> _Objective_:
Transcribe the records below exactly as they appear.

___

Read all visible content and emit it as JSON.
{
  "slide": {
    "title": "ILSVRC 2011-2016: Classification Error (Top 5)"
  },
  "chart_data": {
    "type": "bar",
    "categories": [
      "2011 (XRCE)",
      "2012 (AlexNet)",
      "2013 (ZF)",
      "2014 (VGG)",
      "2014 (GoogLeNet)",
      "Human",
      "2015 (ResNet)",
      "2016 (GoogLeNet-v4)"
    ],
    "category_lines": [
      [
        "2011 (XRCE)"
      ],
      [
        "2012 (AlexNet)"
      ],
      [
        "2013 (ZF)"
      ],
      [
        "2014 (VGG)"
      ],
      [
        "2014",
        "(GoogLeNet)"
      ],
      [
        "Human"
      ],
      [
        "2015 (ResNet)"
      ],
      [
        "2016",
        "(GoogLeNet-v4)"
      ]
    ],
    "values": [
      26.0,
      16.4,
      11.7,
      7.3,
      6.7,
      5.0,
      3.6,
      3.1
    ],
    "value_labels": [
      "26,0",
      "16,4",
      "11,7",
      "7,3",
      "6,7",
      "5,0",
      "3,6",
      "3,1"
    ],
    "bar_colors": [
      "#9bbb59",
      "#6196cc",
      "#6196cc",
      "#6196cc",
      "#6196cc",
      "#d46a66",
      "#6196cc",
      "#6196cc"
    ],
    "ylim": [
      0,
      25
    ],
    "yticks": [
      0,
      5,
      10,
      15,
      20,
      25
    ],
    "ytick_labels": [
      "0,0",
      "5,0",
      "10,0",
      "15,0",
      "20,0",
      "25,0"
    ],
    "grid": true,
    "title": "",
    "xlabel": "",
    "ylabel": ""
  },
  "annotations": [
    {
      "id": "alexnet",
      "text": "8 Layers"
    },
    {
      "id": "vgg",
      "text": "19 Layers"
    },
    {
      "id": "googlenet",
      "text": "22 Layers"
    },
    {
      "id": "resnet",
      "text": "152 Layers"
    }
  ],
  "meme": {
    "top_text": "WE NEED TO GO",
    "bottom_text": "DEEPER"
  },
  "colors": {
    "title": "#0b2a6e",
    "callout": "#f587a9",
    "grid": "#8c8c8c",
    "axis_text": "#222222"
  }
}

___

> _Result of this exercise_:
Read all visible content and emit it as JSON.
{
  "slide": {
    "title": "ILSVRC 2011-2016: Classification Error (Top 5)"
  },
  "chart_data": {
    "type": "bar",
    "categories": [
      "2011 (XRCE)",
      "2012 (AlexNet)",
      "2013 (ZF)",
      "2014 (VGG)",
      "2014 (GoogLeNet)",
      "Human",
      "2015 (ResNet)",
      "2016 (GoogLeNet-v4)"
    ],
    "category_lines": [
      [
        "2011 (XRCE)"
      ],
      [
        "2012 (AlexNet)"
      ],
      [
        "2013 (ZF)"
      ],
      [
        "2014 (VGG)"
      ],
      [
        "2014",
        "(GoogLeNet)"
      ],
      [
        "Human"
      ],
      [
        "2015 (ResNet)"
      ],
      [
        "2016",
        "(GoogLeNet-v4)"
      ]
    ],
    "values": [
      26.0,
      16.4,
      11.7,
      7.3,
      6.7,
      5.0,
      3.6,
      3.1
    ],
    "value_labels": [
      "26,0",
      "16,4",
      "11,7",
      "7,3",
      "6,7",
      "5,0",
      "3,6",
      "3,1"
    ],
    "bar_colors": [
      "#9bbb59",
      "#6196cc",
      "#6196cc",
      "#6196cc",
      "#6196cc",
      "#d46a66",
      "#6196cc",
      "#6196cc"
    ],
    "ylim": [
      0,
      25
    ],
    "yticks": [
      0,
      5,
      10,
      15,
      20,
      25
    ],
    "ytick_labels": [
      "0,0",
      "5,0",
      "10,0",
      "15,0",
      "20,0",
      "25,0"
    ],
    "grid": true,
    "title": "",
    "xlabel": "",
    "ylabel": ""
  },
  "annotations": [
    {
      "id": "alexnet",
      "text": "8 Layers"
    },
    {
      "id": "vgg",
      "text": "19 Layers"
    },
    {
      "id": "googlenet",
      "text": "22 Layers"
    },
    {
      "id": "resnet",
      "text": "152 Layers"
    }
  ],
  "meme": {
    "top_text": "WE NEED TO GO",
    "bottom_text": "DEEPER"
  },
  "colors": {
    "title": "#0b2a6e",
    "callout": "#f587a9",
    "grid": "#8c8c8c",
    "axis_text": "#222222"
  }
}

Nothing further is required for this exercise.